GOAL: Your job is to retype all of the data word for word, leaving every image out.
--- GIVEN INFORMATION ---
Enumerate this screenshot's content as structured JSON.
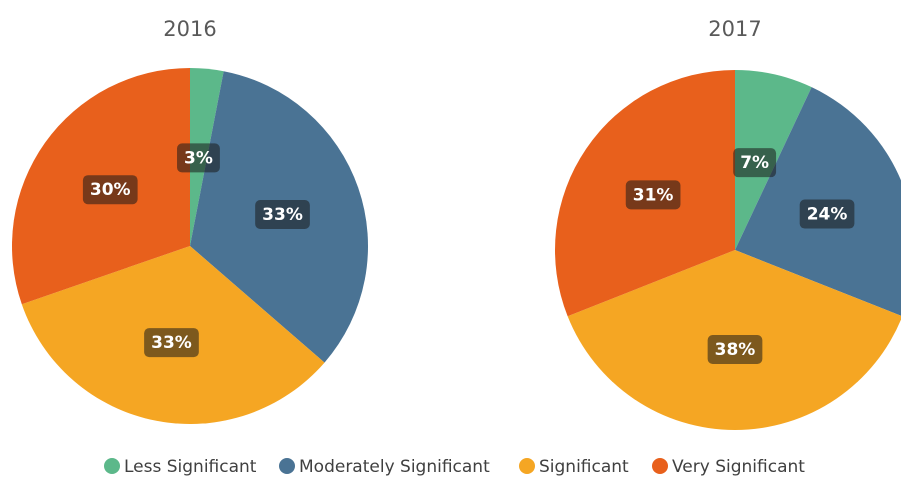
{
  "chart_data": [
    {
      "type": "pie",
      "title": "2016",
      "categories": [
        "Less Significant",
        "Moderately Significant",
        "Significant",
        "Very Significant"
      ],
      "values": [
        3,
        33,
        33,
        30
      ],
      "value_labels": [
        "3%",
        "33%",
        "33%",
        "30%"
      ],
      "colors": [
        "#5cb88a",
        "#4a7394",
        "#f5a623",
        "#e8601c"
      ]
    },
    {
      "type": "pie",
      "title": "2017",
      "categories": [
        "Less Significant",
        "Moderately Significant",
        "Significant",
        "Very Significant"
      ],
      "values": [
        7,
        24,
        38,
        31
      ],
      "value_labels": [
        "7%",
        "24%",
        "38%",
        "31%"
      ],
      "colors": [
        "#5cb88a",
        "#4a7394",
        "#f5a623",
        "#e8601c"
      ]
    }
  ]
}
---
TASK SOLUTION:
Enumerate this screenshot's content as structured JSON.
{
  "chart_data": [
    {
      "type": "pie",
      "title": "2016",
      "categories": [
        "Less Significant",
        "Moderately Significant",
        "Significant",
        "Very Significant"
      ],
      "values": [
        3,
        33,
        33,
        30
      ],
      "value_labels": [
        "3%",
        "33%",
        "33%",
        "30%"
      ],
      "colors": [
        "#5cb88a",
        "#4a7394",
        "#f5a623",
        "#e8601c"
      ]
    },
    {
      "type": "pie",
      "title": "2017",
      "categories": [
        "Less Significant",
        "Moderately Significant",
        "Significant",
        "Very Significant"
      ],
      "values": [
        7,
        24,
        38,
        31
      ],
      "value_labels": [
        "7%",
        "24%",
        "38%",
        "31%"
      ],
      "colors": [
        "#5cb88a",
        "#4a7394",
        "#f5a623",
        "#e8601c"
      ]
    }
  ]
}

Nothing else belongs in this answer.